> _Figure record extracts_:
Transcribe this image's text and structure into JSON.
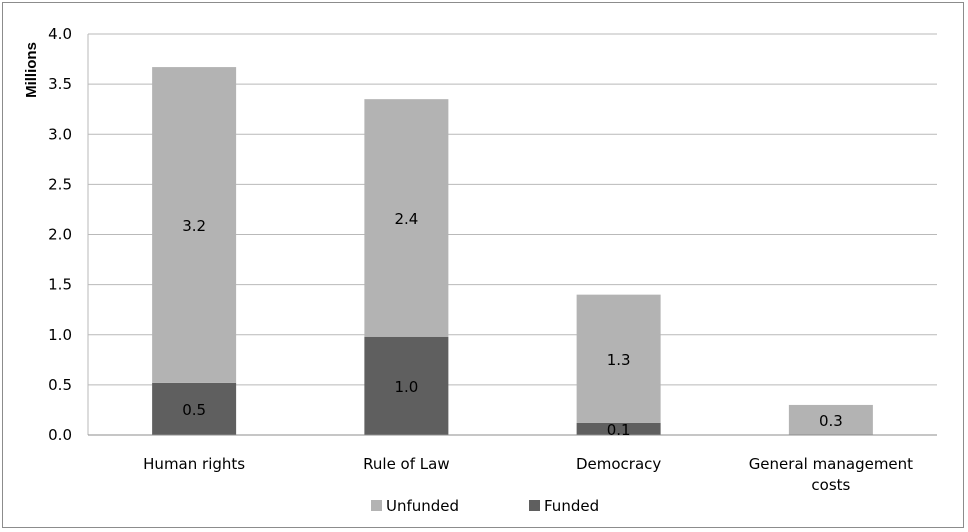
{
  "chart_data": {
    "type": "bar",
    "stacked": true,
    "ylabel": "Millions",
    "xlabel": "",
    "ylim": [
      0,
      4.0
    ],
    "yticks": [
      "0.0",
      "0.5",
      "1.0",
      "1.5",
      "2.0",
      "2.5",
      "3.0",
      "3.5",
      "4.0"
    ],
    "grid": true,
    "legend_position": "bottom",
    "categories": [
      [
        "Human rights"
      ],
      [
        "Rule of Law"
      ],
      [
        "Democracy"
      ],
      [
        "General management",
        "costs"
      ]
    ],
    "series": [
      {
        "name": "Funded",
        "color": "#5f5f5f",
        "values": [
          0.52,
          0.98,
          0.12,
          0.0
        ],
        "labels": [
          "0.5",
          "1.0",
          "0.1",
          ""
        ]
      },
      {
        "name": "Unfunded",
        "color": "#b3b3b3",
        "values": [
          3.15,
          2.37,
          1.28,
          0.3
        ],
        "labels": [
          "3.2",
          "2.4",
          "1.3",
          "0.3"
        ]
      }
    ],
    "legend": [
      "Unfunded",
      "Funded"
    ]
  }
}
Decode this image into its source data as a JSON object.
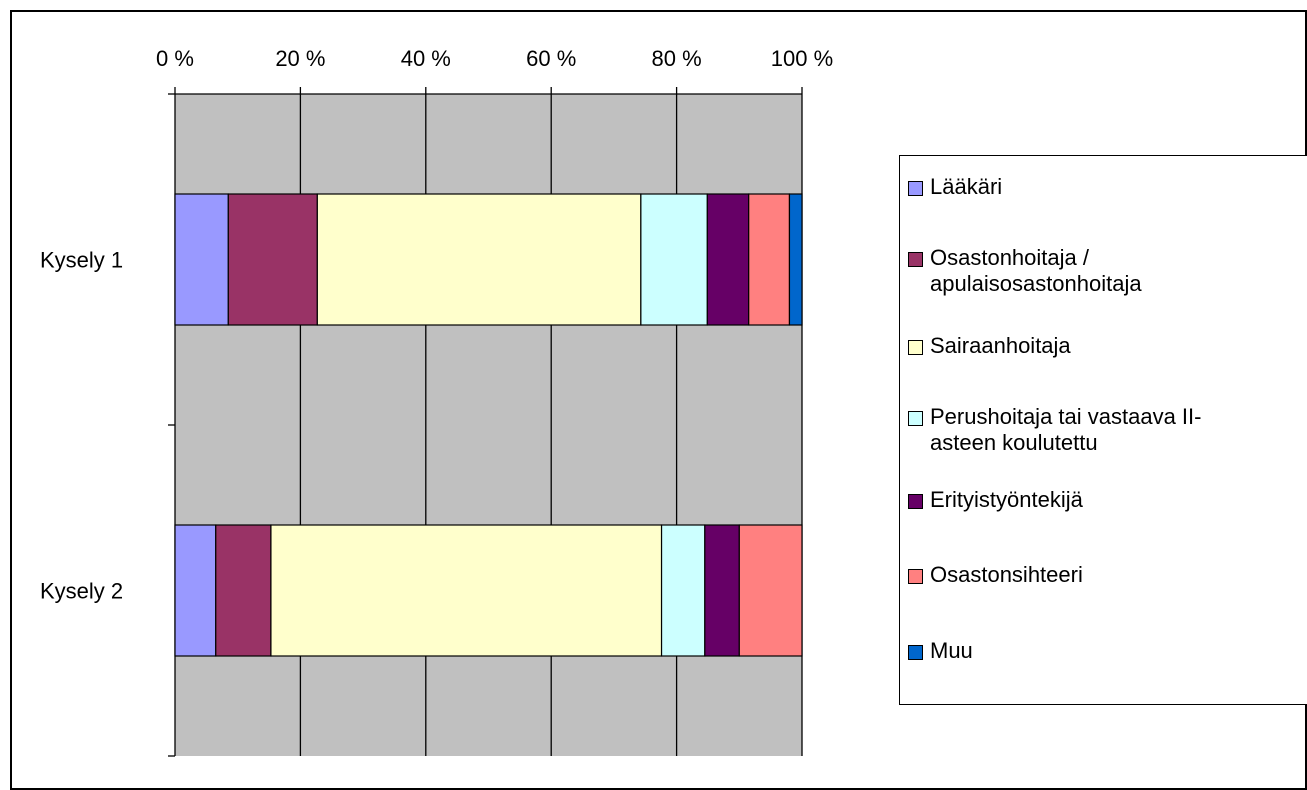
{
  "chart_data": {
    "type": "bar",
    "orientation": "horizontal",
    "stacked": "percent",
    "categories": [
      "Kysely 1",
      "Kysely 2"
    ],
    "x_ticks": [
      "0 %",
      "20 %",
      "40 %",
      "60 %",
      "80 %",
      "100 %"
    ],
    "xlim": [
      0,
      100
    ],
    "grid": true,
    "legend_position": "right",
    "series": [
      {
        "name": "Lääkäri",
        "color": "#9999ff",
        "values": [
          8.5,
          6.5
        ]
      },
      {
        "name": "Osastonhoitaja /\napulaisosastonhoitaja",
        "color": "#993366",
        "values": [
          14.2,
          8.8
        ]
      },
      {
        "name": "Sairaanhoitaja",
        "color": "#ffffcc",
        "values": [
          51.6,
          62.3
        ]
      },
      {
        "name": "Perushoitaja tai vastaava II-\nasteen koulutettu",
        "color": "#ccffff",
        "values": [
          10.6,
          6.9
        ]
      },
      {
        "name": "Erityistyöntekijä",
        "color": "#660066",
        "values": [
          6.6,
          5.5
        ]
      },
      {
        "name": "Osastonsihteeri",
        "color": "#ff8080",
        "values": [
          6.5,
          10.0
        ]
      },
      {
        "name": "Muu",
        "color": "#0066cc",
        "values": [
          2.0,
          0.0
        ]
      }
    ]
  }
}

> _Directions_:
Give the material again exactly as it is, but keep the pictures out.

> _The solution_:
Transcribe this image's text and structure into JSON.
{
  "chart_data": {
    "type": "bar",
    "stacked": true,
    "ylabel": "Millions",
    "xlabel": "",
    "ylim": [
      0,
      4.0
    ],
    "yticks": [
      "0.0",
      "0.5",
      "1.0",
      "1.5",
      "2.0",
      "2.5",
      "3.0",
      "3.5",
      "4.0"
    ],
    "grid": true,
    "legend_position": "bottom",
    "categories": [
      [
        "Human rights"
      ],
      [
        "Rule of Law"
      ],
      [
        "Democracy"
      ],
      [
        "General management",
        "costs"
      ]
    ],
    "series": [
      {
        "name": "Funded",
        "color": "#5f5f5f",
        "values": [
          0.52,
          0.98,
          0.12,
          0.0
        ],
        "labels": [
          "0.5",
          "1.0",
          "0.1",
          ""
        ]
      },
      {
        "name": "Unfunded",
        "color": "#b3b3b3",
        "values": [
          3.15,
          2.37,
          1.28,
          0.3
        ],
        "labels": [
          "3.2",
          "2.4",
          "1.3",
          "0.3"
        ]
      }
    ],
    "legend": [
      "Unfunded",
      "Funded"
    ]
  }
}
Decode this image into its source data as a JSON object.
{
  "chart_data": {
    "type": "bar",
    "orientation": "horizontal",
    "stacked": "percent",
    "categories": [
      "Kysely 1",
      "Kysely 2"
    ],
    "x_ticks": [
      "0 %",
      "20 %",
      "40 %",
      "60 %",
      "80 %",
      "100 %"
    ],
    "xlim": [
      0,
      100
    ],
    "grid": true,
    "legend_position": "right",
    "series": [
      {
        "name": "Lääkäri",
        "color": "#9999ff",
        "values": [
          8.5,
          6.5
        ]
      },
      {
        "name": "Osastonhoitaja /\napulaisosastonhoitaja",
        "color": "#993366",
        "values": [
          14.2,
          8.8
        ]
      },
      {
        "name": "Sairaanhoitaja",
        "color": "#ffffcc",
        "values": [
          51.6,
          62.3
        ]
      },
      {
        "name": "Perushoitaja tai vastaava II-\nasteen koulutettu",
        "color": "#ccffff",
        "values": [
          10.6,
          6.9
        ]
      },
      {
        "name": "Erityistyöntekijä",
        "color": "#660066",
        "values": [
          6.6,
          5.5
        ]
      },
      {
        "name": "Osastonsihteeri",
        "color": "#ff8080",
        "values": [
          6.5,
          10.0
        ]
      },
      {
        "name": "Muu",
        "color": "#0066cc",
        "values": [
          2.0,
          0.0
        ]
      }
    ]
  }
}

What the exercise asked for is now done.